• Task data:
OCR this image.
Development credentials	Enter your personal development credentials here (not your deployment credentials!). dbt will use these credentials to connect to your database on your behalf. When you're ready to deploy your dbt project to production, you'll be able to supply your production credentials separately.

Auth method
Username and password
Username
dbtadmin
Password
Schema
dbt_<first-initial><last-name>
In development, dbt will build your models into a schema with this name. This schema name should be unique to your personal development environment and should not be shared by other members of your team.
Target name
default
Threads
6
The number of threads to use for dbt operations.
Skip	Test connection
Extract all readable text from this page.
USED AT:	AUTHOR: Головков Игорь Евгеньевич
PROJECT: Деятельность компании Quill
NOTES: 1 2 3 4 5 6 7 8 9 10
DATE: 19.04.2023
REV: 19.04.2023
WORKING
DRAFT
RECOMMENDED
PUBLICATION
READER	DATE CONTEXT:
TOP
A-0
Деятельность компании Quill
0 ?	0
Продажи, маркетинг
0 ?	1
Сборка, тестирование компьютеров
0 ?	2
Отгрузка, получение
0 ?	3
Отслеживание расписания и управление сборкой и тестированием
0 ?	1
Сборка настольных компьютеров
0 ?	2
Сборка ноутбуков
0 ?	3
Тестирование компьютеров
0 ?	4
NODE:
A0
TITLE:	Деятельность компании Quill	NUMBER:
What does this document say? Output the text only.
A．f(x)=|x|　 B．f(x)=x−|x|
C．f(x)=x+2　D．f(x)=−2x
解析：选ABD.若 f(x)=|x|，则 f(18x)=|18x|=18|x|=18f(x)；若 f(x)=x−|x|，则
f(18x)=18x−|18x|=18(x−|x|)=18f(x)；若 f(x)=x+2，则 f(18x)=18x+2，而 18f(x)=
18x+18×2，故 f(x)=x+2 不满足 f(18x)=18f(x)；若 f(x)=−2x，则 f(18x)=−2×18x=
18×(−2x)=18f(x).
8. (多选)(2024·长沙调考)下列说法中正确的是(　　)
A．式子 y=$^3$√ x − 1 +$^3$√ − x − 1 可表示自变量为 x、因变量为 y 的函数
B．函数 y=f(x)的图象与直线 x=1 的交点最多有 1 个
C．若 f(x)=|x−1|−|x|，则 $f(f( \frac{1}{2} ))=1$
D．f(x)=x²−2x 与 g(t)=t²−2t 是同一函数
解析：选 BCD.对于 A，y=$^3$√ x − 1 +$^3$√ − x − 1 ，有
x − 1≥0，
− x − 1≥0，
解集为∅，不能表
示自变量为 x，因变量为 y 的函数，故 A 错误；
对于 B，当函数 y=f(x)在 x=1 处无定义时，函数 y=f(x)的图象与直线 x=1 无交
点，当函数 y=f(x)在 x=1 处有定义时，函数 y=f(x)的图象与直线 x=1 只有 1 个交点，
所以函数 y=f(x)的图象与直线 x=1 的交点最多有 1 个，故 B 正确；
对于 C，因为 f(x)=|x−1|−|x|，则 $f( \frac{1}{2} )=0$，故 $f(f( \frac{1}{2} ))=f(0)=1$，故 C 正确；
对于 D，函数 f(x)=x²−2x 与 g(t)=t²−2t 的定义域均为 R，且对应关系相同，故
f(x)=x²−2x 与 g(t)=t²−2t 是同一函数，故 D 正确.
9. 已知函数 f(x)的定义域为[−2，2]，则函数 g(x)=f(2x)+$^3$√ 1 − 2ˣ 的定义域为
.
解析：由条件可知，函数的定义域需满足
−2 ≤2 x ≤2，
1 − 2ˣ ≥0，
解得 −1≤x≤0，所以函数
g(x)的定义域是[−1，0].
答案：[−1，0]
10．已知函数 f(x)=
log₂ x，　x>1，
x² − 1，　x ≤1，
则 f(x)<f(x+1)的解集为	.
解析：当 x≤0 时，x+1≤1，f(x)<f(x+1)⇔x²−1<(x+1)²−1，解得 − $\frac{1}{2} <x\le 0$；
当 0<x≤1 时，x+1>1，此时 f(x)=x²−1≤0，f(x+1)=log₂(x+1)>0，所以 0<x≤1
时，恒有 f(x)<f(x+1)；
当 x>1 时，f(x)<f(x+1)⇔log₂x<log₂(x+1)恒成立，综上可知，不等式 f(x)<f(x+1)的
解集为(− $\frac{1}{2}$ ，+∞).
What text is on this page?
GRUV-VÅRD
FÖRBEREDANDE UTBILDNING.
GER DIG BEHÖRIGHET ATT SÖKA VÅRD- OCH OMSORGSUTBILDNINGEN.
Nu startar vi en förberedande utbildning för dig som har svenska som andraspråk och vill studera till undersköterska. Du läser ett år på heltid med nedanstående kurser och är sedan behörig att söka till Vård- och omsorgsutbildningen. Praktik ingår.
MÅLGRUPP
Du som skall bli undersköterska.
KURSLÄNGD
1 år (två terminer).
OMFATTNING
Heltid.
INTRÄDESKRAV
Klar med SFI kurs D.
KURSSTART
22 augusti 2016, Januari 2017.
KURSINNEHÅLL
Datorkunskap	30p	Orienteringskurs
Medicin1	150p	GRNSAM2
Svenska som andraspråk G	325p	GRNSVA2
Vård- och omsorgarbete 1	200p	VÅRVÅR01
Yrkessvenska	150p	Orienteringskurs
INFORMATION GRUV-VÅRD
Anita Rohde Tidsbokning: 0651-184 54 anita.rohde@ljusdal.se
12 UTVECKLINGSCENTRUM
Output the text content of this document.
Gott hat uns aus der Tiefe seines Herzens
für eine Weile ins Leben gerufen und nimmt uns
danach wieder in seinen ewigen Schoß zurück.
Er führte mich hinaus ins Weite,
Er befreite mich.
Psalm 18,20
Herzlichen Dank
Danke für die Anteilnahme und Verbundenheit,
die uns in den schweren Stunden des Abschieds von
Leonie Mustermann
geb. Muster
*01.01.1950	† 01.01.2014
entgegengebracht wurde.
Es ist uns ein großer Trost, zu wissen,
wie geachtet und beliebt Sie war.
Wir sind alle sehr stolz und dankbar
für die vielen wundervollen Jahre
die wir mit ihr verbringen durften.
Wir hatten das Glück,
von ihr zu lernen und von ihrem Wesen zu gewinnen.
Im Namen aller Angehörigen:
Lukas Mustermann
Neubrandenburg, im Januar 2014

• Task prompt:
Return what is listed above, exactly and completely.

• Task output:
OCR this image.
Development credentials	Enter your personal development credentials here (not your deployment credentials!). dbt will use these credentials to connect to your database on your behalf. When you're ready to deploy your dbt project to production, you'll be able to supply your production credentials separately.

Auth method
Username and password
Username
dbtadmin
Password
Schema
dbt_<first-initial><last-name>
In development, dbt will build your models into a schema with this name. This schema name should be unique to your personal development environment and should not be shared by other members of your team.
Target name
default
Threads
6
The number of threads to use for dbt operations.
Skip	Test connection
Extract all readable text from this page.
USED AT:	AUTHOR: Головков Игорь Евгеньевич
PROJECT: Деятельность компании Quill
NOTES: 1 2 3 4 5 6 7 8 9 10
DATE: 19.04.2023
REV: 19.04.2023
WORKING
DRAFT
RECOMMENDED
PUBLICATION
READER	DATE CONTEXT:
TOP
A-0
Деятельность компании Quill
0 ?	0
Продажи, маркетинг
0 ?	1
Сборка, тестирование компьютеров
0 ?	2
Отгрузка, получение
0 ?	3
Отслеживание расписания и управление сборкой и тестированием
0 ?	1
Сборка настольных компьютеров
0 ?	2
Сборка ноутбуков
0 ?	3
Тестирование компьютеров
0 ?	4
NODE:
A0
TITLE:	Деятельность компании Quill	NUMBER:
What does this document say? Output the text only.
A．f(x)=|x|　 B．f(x)=x−|x|
C．f(x)=x+2　D．f(x)=−2x
解析：选ABD.若 f(x)=|x|，则 f(18x)=|18x|=18|x|=18f(x)；若 f(x)=x−|x|，则
f(18x)=18x−|18x|=18(x−|x|)=18f(x)；若 f(x)=x+2，则 f(18x)=18x+2，而 18f(x)=
18x+18×2，故 f(x)=x+2 不满足 f(18x)=18f(x)；若 f(x)=−2x，则 f(18x)=−2×18x=
18×(−2x)=18f(x).
8. (多选)(2024·长沙调考)下列说法中正确的是(　　)
A．式子 y=$^3$√ x − 1 +$^3$√ − x − 1 可表示自变量为 x、因变量为 y 的函数
B．函数 y=f(x)的图象与直线 x=1 的交点最多有 1 个
C．若 f(x)=|x−1|−|x|，则 $f(f( \frac{1}{2} ))=1$
D．f(x)=x²−2x 与 g(t)=t²−2t 是同一函数
解析：选 BCD.对于 A，y=$^3$√ x − 1 +$^3$√ − x − 1 ，有
x − 1≥0，
− x − 1≥0，
解集为∅，不能表
示自变量为 x，因变量为 y 的函数，故 A 错误；
对于 B，当函数 y=f(x)在 x=1 处无定义时，函数 y=f(x)的图象与直线 x=1 无交
点，当函数 y=f(x)在 x=1 处有定义时，函数 y=f(x)的图象与直线 x=1 只有 1 个交点，
所以函数 y=f(x)的图象与直线 x=1 的交点最多有 1 个，故 B 正确；
对于 C，因为 f(x)=|x−1|−|x|，则 $f( \frac{1}{2} )=0$，故 $f(f( \frac{1}{2} ))=f(0)=1$，故 C 正确；
对于 D，函数 f(x)=x²−2x 与 g(t)=t²−2t 的定义域均为 R，且对应关系相同，故
f(x)=x²−2x 与 g(t)=t²−2t 是同一函数，故 D 正确.
9. 已知函数 f(x)的定义域为[−2，2]，则函数 g(x)=f(2x)+$^3$√ 1 − 2ˣ 的定义域为
.
解析：由条件可知，函数的定义域需满足
−2 ≤2 x ≤2，
1 − 2ˣ ≥0，
解得 −1≤x≤0，所以函数
g(x)的定义域是[−1，0].
答案：[−1，0]
10．已知函数 f(x)=
log₂ x，　x>1，
x² − 1，　x ≤1，
则 f(x)<f(x+1)的解集为	.
解析：当 x≤0 时，x+1≤1，f(x)<f(x+1)⇔x²−1<(x+1)²−1，解得 − $\frac{1}{2} <x\le 0$；
当 0<x≤1 时，x+1>1，此时 f(x)=x²−1≤0，f(x+1)=log₂(x+1)>0，所以 0<x≤1
时，恒有 f(x)<f(x+1)；
当 x>1 时，f(x)<f(x+1)⇔log₂x<log₂(x+1)恒成立，综上可知，不等式 f(x)<f(x+1)的
解集为(− $\frac{1}{2}$ ，+∞).
What text is on this page?
GRUV-VÅRD
FÖRBEREDANDE UTBILDNING.
GER DIG BEHÖRIGHET ATT SÖKA VÅRD- OCH OMSORGSUTBILDNINGEN.
Nu startar vi en förberedande utbildning för dig som har svenska som andraspråk och vill studera till undersköterska. Du läser ett år på heltid med nedanstående kurser och är sedan behörig att söka till Vård- och omsorgsutbildningen. Praktik ingår.
MÅLGRUPP
Du som skall bli undersköterska.
KURSLÄNGD
1 år (två terminer).
OMFATTNING
Heltid.
INTRÄDESKRAV
Klar med SFI kurs D.
KURSSTART
22 augusti 2016, Januari 2017.
KURSINNEHÅLL
Datorkunskap	30p	Orienteringskurs
Medicin1	150p	GRNSAM2
Svenska som andraspråk G	325p	GRNSVA2
Vård- och omsorgarbete 1	200p	VÅRVÅR01
Yrkessvenska	150p	Orienteringskurs
INFORMATION GRUV-VÅRD
Anita Rohde Tidsbokning: 0651-184 54 anita.rohde@ljusdal.se
12 UTVECKLINGSCENTRUM
Output the text content of this document.
Gott hat uns aus der Tiefe seines Herzens
für eine Weile ins Leben gerufen und nimmt uns
danach wieder in seinen ewigen Schoß zurück.
Er führte mich hinaus ins Weite,
Er befreite mich.
Psalm 18,20
Herzlichen Dank
Danke für die Anteilnahme und Verbundenheit,
die uns in den schweren Stunden des Abschieds von
Leonie Mustermann
geb. Muster
*01.01.1950	† 01.01.2014
entgegengebracht wurde.
Es ist uns ein großer Trost, zu wissen,
wie geachtet und beliebt Sie war.
Wir sind alle sehr stolz und dankbar
für die vielen wundervollen Jahre
die wir mit ihr verbringen durften.
Wir hatten das Glück,
von ihr zu lernen und von ihrem Wesen zu gewinnen.
Im Namen aller Angehörigen:
Lukas Mustermann
Neubrandenburg, im Januar 2014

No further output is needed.